— BEGIN RECORDED DATA —

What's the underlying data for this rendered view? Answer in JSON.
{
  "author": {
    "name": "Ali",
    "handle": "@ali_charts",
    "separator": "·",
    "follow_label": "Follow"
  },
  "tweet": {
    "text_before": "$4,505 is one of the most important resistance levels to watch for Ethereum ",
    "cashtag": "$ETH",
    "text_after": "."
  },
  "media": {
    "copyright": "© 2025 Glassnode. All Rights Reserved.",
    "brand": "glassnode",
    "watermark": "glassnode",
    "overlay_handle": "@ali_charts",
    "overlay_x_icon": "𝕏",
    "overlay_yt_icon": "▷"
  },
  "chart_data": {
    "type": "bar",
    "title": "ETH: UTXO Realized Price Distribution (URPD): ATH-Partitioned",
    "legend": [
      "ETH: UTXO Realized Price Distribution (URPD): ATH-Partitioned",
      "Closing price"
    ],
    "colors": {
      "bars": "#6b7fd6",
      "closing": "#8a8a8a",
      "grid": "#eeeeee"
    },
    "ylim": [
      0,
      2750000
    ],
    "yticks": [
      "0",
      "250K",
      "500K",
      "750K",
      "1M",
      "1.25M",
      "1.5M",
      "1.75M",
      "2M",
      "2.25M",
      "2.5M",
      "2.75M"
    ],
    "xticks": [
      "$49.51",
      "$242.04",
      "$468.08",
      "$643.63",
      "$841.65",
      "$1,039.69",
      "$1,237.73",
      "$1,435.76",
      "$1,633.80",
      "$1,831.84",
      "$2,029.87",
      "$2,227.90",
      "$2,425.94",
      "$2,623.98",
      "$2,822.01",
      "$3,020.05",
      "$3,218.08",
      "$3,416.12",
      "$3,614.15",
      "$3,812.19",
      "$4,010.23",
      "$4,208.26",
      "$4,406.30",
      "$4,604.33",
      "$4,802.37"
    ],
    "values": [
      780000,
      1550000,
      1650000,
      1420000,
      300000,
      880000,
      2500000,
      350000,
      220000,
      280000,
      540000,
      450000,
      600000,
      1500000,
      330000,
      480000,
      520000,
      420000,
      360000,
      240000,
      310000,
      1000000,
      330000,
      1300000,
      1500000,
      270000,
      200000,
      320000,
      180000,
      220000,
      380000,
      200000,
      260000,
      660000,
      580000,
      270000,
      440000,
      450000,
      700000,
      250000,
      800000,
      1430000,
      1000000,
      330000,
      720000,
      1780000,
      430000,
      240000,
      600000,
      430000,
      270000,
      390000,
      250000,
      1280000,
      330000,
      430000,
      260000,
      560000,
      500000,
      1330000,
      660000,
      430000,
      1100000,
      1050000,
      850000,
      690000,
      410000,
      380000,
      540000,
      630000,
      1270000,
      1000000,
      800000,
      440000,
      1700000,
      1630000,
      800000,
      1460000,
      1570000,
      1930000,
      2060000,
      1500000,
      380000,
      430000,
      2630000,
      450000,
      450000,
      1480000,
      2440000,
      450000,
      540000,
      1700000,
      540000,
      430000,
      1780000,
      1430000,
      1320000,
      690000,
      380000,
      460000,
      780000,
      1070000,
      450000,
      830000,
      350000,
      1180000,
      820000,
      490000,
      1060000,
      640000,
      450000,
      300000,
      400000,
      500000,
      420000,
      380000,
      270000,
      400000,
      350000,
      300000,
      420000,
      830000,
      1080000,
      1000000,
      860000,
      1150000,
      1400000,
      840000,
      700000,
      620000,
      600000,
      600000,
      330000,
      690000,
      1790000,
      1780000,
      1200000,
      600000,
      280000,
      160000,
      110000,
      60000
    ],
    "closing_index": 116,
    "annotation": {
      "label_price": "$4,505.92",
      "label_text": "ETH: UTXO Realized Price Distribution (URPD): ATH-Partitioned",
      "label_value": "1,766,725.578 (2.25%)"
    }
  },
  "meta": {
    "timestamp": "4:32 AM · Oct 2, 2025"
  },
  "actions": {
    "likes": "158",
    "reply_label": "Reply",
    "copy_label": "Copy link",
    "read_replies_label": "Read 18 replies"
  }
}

— END RECORDED DATA —

> [WHAT YOU SHOULD DO] Which lines include the word "URPD"? List them all.

> [THE RESULT]
    "title": "ETH: UTXO Realized Price Distribution (URPD): ATH-Partitioned",
      "ETH: UTXO Realized Price Distribution (URPD): ATH-Partitioned",
      "label_text": "ETH: UTXO Realized Price Distribution (URPD): ATH-Partitioned",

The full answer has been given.